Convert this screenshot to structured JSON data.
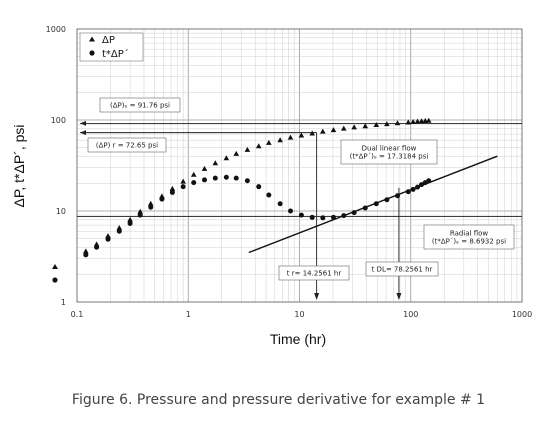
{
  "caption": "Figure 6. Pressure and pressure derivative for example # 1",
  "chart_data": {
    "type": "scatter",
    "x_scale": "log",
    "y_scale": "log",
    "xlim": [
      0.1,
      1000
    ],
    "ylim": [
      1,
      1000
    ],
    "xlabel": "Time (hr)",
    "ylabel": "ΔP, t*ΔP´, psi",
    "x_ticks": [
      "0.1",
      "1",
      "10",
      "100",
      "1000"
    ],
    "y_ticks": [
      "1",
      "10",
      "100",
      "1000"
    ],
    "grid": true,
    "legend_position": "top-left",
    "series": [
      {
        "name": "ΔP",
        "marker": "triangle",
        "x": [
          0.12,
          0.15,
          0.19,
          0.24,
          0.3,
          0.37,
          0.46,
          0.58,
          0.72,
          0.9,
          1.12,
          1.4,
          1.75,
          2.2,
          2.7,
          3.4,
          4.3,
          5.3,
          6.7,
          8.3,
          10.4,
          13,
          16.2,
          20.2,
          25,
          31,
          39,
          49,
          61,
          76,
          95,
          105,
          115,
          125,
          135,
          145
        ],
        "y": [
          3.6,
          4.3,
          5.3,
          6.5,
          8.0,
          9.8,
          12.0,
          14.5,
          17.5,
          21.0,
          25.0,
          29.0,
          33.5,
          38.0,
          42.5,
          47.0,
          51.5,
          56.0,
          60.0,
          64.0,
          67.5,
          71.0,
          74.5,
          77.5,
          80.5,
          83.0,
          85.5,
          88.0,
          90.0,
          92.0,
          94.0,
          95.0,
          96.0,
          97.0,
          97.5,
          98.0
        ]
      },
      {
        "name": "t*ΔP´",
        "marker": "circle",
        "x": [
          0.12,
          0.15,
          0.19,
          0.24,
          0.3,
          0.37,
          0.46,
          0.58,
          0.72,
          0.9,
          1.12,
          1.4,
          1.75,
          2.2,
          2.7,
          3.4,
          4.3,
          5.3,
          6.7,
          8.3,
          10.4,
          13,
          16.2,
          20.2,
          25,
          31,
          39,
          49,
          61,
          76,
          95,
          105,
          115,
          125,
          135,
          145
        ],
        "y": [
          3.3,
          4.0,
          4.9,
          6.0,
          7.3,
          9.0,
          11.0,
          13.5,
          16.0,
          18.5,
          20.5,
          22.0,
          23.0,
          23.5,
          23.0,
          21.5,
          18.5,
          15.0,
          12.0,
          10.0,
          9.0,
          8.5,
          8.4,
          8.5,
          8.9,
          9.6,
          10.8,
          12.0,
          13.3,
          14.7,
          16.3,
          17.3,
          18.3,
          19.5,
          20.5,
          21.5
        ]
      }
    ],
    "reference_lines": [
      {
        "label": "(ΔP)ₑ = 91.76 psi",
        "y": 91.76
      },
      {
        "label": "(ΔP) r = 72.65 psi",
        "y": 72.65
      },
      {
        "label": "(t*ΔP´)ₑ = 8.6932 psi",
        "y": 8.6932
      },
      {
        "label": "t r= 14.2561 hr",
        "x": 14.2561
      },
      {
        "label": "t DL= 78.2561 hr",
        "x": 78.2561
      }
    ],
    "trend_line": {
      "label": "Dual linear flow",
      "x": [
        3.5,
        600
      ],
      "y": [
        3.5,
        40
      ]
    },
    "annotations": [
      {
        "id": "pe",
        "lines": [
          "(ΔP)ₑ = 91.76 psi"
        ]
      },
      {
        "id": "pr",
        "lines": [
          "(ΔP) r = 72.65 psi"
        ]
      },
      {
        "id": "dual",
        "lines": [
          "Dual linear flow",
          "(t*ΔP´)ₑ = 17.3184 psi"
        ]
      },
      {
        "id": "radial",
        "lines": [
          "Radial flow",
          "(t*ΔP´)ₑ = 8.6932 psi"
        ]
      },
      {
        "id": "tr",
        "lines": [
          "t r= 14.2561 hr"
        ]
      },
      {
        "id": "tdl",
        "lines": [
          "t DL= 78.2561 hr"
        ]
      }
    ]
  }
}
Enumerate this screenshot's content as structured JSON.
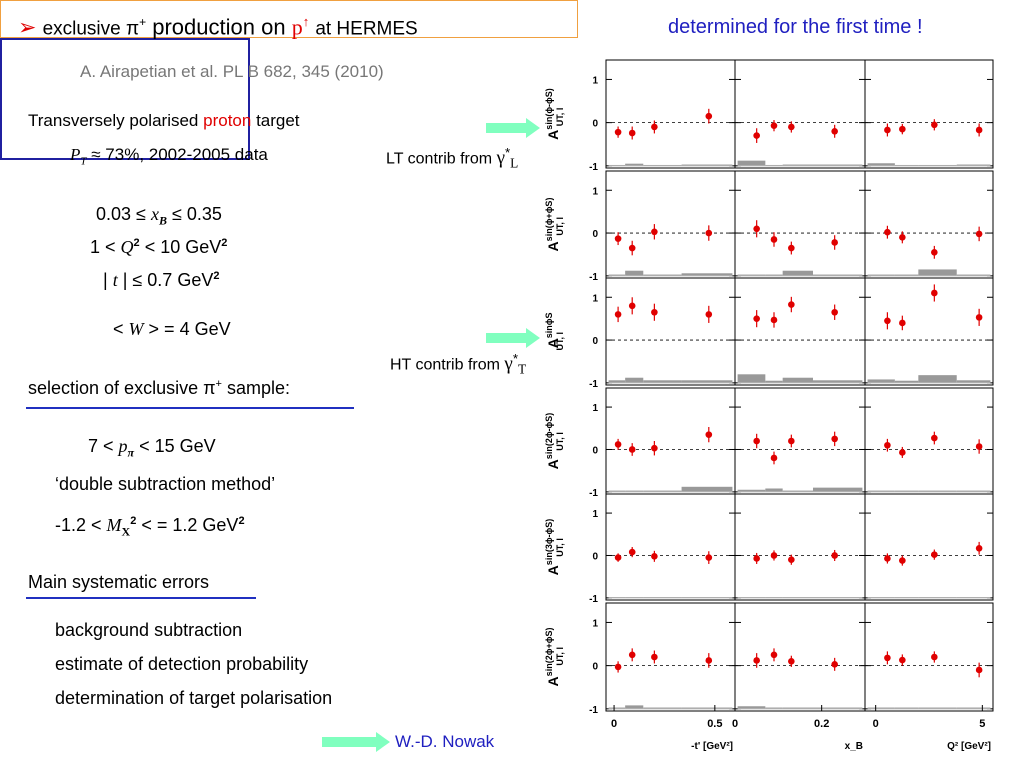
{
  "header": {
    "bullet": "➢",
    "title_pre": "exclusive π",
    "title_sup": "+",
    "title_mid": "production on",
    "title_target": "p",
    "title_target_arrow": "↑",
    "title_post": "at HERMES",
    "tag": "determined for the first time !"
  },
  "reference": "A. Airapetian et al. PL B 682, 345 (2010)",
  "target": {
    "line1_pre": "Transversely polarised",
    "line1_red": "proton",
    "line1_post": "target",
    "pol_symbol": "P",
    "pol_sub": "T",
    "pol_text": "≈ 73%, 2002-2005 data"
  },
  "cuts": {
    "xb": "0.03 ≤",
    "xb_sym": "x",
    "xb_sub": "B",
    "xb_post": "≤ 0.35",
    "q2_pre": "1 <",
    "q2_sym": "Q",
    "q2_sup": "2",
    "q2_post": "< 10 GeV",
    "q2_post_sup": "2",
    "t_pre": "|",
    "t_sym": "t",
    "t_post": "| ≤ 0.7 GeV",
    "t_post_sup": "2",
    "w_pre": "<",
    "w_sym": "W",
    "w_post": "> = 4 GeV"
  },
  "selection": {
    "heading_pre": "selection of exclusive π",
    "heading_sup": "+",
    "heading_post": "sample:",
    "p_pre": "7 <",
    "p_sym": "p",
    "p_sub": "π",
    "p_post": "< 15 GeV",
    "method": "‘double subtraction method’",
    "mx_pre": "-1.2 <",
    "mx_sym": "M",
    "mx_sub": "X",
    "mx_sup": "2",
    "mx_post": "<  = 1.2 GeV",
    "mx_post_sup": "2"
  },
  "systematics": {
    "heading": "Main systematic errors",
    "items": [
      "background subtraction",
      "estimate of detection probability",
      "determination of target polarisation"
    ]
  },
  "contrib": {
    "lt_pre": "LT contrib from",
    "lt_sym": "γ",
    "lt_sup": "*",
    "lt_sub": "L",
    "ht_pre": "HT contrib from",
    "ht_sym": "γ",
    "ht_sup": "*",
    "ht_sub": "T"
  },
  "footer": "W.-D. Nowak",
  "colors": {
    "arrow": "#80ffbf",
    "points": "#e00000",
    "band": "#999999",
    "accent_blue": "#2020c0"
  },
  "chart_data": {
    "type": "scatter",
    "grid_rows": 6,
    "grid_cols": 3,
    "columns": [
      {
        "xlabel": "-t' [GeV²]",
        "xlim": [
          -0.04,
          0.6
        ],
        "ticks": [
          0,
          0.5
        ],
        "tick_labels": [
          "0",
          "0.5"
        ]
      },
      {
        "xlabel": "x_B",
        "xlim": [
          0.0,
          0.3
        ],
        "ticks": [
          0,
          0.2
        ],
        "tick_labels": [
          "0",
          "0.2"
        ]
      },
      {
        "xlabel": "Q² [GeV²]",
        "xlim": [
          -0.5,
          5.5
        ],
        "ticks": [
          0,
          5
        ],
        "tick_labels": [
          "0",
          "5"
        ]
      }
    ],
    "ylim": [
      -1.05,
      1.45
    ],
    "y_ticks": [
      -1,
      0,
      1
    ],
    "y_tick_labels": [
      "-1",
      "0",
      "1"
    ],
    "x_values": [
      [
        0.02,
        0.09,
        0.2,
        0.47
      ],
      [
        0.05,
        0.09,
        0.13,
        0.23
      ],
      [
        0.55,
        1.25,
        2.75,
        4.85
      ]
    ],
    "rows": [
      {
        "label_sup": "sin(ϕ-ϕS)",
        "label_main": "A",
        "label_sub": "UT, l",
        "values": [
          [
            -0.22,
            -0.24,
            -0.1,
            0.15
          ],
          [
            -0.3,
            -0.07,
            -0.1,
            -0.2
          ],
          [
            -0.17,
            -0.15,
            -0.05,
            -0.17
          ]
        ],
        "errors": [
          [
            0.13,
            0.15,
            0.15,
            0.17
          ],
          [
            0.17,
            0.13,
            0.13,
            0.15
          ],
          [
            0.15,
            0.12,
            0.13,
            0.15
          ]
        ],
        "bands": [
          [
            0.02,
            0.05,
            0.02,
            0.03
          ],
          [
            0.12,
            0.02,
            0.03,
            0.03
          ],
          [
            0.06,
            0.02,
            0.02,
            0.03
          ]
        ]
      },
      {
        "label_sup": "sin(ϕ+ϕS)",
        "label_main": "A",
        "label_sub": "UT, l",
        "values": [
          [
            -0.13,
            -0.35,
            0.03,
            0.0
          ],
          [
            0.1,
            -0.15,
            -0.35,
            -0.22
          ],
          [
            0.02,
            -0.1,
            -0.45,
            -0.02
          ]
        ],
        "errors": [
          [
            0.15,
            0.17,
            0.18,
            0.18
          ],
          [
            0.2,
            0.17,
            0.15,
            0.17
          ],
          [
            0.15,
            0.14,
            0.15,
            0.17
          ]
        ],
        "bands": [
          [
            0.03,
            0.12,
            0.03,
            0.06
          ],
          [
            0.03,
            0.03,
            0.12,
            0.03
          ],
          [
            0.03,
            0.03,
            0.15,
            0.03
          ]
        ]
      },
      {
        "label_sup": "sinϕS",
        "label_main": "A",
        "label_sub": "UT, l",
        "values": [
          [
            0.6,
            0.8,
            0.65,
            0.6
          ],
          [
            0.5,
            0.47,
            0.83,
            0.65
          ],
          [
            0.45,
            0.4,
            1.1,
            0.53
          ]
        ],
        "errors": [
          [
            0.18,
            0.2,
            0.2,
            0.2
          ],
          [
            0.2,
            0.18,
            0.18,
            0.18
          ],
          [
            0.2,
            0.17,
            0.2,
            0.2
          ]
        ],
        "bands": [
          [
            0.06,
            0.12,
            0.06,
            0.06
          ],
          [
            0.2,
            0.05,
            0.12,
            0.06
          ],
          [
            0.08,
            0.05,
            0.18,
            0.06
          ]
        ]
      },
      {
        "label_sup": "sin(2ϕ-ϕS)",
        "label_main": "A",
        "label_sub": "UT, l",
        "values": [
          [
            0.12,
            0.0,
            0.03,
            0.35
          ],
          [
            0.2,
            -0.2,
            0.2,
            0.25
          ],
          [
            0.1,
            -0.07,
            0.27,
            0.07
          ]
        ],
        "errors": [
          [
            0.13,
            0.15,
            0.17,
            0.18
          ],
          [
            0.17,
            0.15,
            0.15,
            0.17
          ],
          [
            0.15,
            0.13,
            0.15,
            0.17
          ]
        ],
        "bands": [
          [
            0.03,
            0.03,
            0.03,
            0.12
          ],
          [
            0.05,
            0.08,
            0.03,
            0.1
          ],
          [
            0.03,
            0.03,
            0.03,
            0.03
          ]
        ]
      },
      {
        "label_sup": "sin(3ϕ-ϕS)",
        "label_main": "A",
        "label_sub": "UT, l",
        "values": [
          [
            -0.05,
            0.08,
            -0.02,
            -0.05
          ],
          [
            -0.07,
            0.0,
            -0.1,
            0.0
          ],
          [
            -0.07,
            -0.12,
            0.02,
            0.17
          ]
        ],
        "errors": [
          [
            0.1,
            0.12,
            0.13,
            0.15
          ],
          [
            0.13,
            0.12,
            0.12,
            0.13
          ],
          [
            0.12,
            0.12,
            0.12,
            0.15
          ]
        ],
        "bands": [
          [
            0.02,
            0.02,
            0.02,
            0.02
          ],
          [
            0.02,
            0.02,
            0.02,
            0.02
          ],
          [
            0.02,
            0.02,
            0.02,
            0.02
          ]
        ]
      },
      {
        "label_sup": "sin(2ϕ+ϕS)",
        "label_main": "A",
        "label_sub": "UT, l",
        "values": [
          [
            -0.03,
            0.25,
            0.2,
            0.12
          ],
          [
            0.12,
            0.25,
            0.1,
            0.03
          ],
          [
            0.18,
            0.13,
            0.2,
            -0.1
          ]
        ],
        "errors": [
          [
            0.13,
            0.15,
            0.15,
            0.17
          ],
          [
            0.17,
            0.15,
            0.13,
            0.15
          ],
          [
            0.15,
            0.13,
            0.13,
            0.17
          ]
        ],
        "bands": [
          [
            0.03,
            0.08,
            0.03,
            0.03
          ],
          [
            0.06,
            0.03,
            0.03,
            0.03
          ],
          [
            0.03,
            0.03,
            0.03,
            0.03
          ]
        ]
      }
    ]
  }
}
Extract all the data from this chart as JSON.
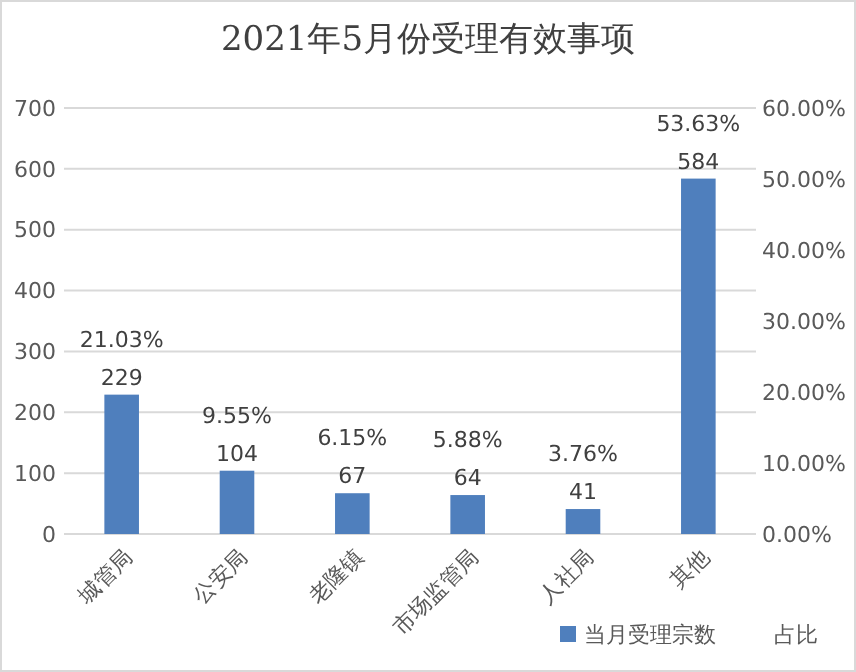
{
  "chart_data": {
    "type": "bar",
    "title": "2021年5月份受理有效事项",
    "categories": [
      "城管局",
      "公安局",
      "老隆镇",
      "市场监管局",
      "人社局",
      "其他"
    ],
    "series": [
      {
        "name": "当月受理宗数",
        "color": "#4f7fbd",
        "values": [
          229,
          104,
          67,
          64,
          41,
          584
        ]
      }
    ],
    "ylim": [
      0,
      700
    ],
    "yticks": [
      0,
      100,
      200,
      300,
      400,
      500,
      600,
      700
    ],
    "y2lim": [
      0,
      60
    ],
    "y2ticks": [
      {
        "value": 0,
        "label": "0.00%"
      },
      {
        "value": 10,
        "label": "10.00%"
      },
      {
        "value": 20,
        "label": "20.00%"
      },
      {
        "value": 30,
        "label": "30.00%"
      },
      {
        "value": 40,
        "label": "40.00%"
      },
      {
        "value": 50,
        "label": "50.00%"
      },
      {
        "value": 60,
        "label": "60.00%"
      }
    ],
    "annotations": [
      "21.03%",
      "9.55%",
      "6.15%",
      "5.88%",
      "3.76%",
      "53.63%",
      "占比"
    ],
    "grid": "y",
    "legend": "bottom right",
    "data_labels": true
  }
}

EXERCISE OBJECTIVE:
Pick out every line of the listing containing the word "this", and show those lines.

THE REPLY:
Convert this screenshot to structured JSON data.
Enumerate this screenshot's content as structured JSON.
Extract all the data from this chart as JSON.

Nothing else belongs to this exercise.